◆ Task 1 ◆
Can you restate word for word the part of the C++ AMP N-Body post that opens with the words containing "My name is Bharath, I" and closes with "demo. Stay tuned."?

═══ Passage shown

C++ AMP: N-Body Simulation Sample

My name is Bharath, I am an SDET on the C++ AMP team.

I worked on the NBody demo and wanted to share this project with you. You may have seen our PM (Daniel Moth) demonstrate at AMD Fusion Developer Summit and at Microsoft Build Conference (for the NBody demo watch - 0:03:00 through 0:08:00).

I ported the source code from the Microsoft DirectX SDK sample (you can download full DirectX SDK). You can get more information on nbody simulation on Wikipedia.

You can download the project with all sources from the zip file attached to this blog post. Refer to the README.txt for known issues. To build this project you need Visual Studio 11.

In later posts, I will walk you through this code and explain the different implementations used in this demo. Stay tuned.

 

NBody.zip

Comments

  • Anonymous
    October 03, 2011
    The comment has been removed

  • Anonymous
    October 04, 2011
    Hi Tim, Thanks for correcting SSE4 implementation. I have updated it with correct version of SSE4 implementation.

  • Anonymous
    November 07, 2011
    When I run the NBody C++ AMP sample on DirectX 11 capable 4-core GPU card in Win 7, the GFlops and FPS performance is significantly worse in "GPU Multi Device" than in "AMP Tiled" mode. I stepped through the source in VS11 Developer Preview, the multi-gpu function is being called instead of single core, it does go through a simple for loop on 4 gpu devices (_ndevices is equal to 4). However, should it be using PPL parallel_for_each instead of simple for loop to iterate through the 4 cores? Can someone confirm this? How can the NBoday sample utilize multi-core GPU capabilities? void nbody::amp_multi_gpu(particle render_data, int num_bodies) {  int size = ((int)((num_bodies/TILE_SIZE)/_ndevices)TILE_SIZE); for (int i = 0; i < _ndevices; i++)  {   tiling_implementation((_pold[i]), (_pnew[i]), isize, size, num_bodies);  }  for (int i = 0; i < _ndevices; i++)  {   index<1> begin(isize);  extent<1> end(size);  array_view<particle, 1> wrSrc = (_pnew[i]).section(grid<1>(begin, end));  for (int j = 0; j < size; j++)   {    render_data[j+(isize)] = (wrSrc.data())[j];   }  }  for (int i = 0; i < _ndevices; i++)  {   copy(render_data, (*_pold[i]));  } } Thanks.

══════
═══ Input rows

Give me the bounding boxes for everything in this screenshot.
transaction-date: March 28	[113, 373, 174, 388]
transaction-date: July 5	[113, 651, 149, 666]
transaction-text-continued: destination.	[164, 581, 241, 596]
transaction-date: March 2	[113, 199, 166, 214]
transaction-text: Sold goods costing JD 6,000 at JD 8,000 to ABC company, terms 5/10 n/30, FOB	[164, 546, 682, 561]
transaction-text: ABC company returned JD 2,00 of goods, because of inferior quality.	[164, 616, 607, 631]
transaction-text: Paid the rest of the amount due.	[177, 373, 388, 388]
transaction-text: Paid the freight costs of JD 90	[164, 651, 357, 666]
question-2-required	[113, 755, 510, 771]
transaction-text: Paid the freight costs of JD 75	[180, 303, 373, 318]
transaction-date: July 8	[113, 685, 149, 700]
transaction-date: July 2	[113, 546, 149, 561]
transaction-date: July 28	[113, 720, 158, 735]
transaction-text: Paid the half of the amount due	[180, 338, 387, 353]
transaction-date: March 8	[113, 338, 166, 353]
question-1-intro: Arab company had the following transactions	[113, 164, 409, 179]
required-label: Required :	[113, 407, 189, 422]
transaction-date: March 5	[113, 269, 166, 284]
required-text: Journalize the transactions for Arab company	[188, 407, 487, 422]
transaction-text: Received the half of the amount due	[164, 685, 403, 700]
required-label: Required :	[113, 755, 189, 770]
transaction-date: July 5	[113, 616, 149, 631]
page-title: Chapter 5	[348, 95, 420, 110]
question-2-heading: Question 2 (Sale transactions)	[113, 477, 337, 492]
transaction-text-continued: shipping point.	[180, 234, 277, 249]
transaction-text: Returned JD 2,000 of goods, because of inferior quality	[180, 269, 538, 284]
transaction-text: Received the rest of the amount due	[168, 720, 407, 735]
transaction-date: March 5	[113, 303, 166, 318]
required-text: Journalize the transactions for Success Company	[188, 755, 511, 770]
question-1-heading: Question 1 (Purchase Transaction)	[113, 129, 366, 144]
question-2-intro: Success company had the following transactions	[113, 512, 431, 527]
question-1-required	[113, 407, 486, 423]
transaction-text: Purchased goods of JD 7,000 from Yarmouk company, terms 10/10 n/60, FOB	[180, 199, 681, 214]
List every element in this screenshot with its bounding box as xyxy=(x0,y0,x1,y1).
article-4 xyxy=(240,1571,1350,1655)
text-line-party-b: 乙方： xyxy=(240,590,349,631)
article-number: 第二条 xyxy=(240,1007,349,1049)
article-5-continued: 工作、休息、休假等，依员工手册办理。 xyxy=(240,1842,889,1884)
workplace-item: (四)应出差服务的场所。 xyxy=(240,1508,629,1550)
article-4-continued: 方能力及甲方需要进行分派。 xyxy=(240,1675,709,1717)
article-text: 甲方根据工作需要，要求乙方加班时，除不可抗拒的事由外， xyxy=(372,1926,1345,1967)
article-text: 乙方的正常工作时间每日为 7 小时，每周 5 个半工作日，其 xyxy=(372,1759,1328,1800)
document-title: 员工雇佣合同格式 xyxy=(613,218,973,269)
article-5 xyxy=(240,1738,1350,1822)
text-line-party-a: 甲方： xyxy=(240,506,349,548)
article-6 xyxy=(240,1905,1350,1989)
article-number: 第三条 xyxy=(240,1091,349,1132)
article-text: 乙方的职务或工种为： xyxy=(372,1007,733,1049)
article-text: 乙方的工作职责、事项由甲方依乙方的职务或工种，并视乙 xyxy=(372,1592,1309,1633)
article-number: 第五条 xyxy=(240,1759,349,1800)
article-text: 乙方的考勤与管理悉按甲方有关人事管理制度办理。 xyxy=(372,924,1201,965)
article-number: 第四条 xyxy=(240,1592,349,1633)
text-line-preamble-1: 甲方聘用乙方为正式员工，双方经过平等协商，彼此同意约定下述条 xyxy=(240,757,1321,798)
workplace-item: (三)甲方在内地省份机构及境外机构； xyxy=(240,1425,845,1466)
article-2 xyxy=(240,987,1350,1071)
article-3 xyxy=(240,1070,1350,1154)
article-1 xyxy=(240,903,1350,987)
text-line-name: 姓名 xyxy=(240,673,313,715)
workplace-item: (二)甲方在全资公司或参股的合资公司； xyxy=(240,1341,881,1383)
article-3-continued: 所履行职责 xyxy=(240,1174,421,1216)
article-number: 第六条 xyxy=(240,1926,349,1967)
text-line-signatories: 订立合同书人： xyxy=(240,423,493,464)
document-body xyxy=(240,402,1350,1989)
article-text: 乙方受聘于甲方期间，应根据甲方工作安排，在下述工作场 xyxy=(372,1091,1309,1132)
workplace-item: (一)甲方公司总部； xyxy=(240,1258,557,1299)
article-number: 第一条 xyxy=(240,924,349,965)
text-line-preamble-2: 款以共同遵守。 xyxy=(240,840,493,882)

══════

◆ Task 2 ◆
Could you update the listing's lines from its start through the line containing "question-2-heading: Question 2", both ends included, so that "freight costs" becomes "shipping costs" and everything else stays unchanged? Give back only those lines.

◆ Final answer 1 ◆
My name is Bharath, I am an SDET on the C++ AMP team.

I worked on the NBody demo and wanted to share this project with you. You may have seen our PM (Daniel Moth) demonstrate at AMD Fusion Developer Summit and at Microsoft Build Conference (for the NBody demo watch - 0:03:00 through 0:08:00).

I ported the source code from the Microsoft DirectX SDK sample (you can download full DirectX SDK). You can get more information on nbody simulation on Wikipedia.

You can download the project with all sources from the zip file attached to this blog post. Refer to the README.txt for known issues. To build this project you need Visual Studio 11.

In later posts, I will walk you through this code and explain the different implementations used in this demo. Stay tuned.

◆ Final answer 2 ◆
Give me the bounding boxes for everything in this screenshot.
transaction-date: March 28	[113, 373, 174, 388]
transaction-date: July 5	[113, 651, 149, 666]
transaction-text-continued: destination.	[164, 581, 241, 596]
transaction-date: March 2	[113, 199, 166, 214]
transaction-text: Sold goods costing JD 6,000 at JD 8,000 to ABC company, terms 5/10 n/30, FOB	[164, 546, 682, 561]
transaction-text: ABC company returned JD 2,00 of goods, because of inferior quality.	[164, 616, 607, 631]
transaction-text: Paid the rest of the amount due.	[177, 373, 388, 388]
transaction-text: Paid the shipping costs of JD 90	[164, 651, 357, 666]
question-2-required	[113, 755, 510, 771]
transaction-text: Paid the shipping costs of JD 75	[180, 303, 373, 318]
transaction-date: July 8	[113, 685, 149, 700]
transaction-date: July 2	[113, 546, 149, 561]
transaction-date: July 28	[113, 720, 158, 735]
transaction-text: Paid the half of the amount due	[180, 338, 387, 353]
transaction-date: March 8	[113, 338, 166, 353]
question-1-intro: Arab company had the following transactions	[113, 164, 409, 179]
required-label: Required :	[113, 407, 189, 422]
transaction-date: March 5	[113, 269, 166, 284]
required-text: Journalize the transactions for Arab company	[188, 407, 487, 422]
transaction-text: Received the half of the amount due	[164, 685, 403, 700]
required-label: Required :	[113, 755, 189, 770]
transaction-date: July 5	[113, 616, 149, 631]
page-title: Chapter 5	[348, 95, 420, 110]
question-2-heading: Question 2 (Sale transactions)	[113, 477, 337, 492]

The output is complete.